Give the number of lines in the records below that include "TEMPERATURE", and nothing more.
-=-=-=-=-
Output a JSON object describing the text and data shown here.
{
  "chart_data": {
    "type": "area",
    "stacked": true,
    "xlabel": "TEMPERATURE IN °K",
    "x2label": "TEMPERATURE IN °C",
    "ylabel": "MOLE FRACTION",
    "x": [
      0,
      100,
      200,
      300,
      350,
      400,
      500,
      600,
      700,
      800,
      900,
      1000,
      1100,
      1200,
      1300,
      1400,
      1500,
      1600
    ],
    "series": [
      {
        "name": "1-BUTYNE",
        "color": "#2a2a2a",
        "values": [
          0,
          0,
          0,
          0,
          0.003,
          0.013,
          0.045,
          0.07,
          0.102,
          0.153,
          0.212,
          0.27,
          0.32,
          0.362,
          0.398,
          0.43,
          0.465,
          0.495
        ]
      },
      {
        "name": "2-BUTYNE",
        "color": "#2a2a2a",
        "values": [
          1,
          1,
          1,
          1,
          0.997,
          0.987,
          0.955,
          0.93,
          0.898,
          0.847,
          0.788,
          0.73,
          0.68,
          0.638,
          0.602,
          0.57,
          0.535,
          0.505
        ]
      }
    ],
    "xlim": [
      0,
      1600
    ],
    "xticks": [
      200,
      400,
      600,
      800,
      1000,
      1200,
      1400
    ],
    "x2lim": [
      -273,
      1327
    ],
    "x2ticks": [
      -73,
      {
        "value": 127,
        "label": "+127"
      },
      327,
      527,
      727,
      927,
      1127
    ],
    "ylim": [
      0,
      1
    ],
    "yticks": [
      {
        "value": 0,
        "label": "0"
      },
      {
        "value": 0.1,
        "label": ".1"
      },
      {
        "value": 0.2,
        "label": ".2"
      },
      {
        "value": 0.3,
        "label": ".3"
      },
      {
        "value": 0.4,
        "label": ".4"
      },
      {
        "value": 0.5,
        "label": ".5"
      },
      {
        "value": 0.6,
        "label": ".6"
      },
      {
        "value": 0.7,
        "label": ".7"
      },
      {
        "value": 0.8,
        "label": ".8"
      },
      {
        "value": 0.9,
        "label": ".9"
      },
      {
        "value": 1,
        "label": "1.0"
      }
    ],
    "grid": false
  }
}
-=-=-=-=-
> **Exercise answer**
2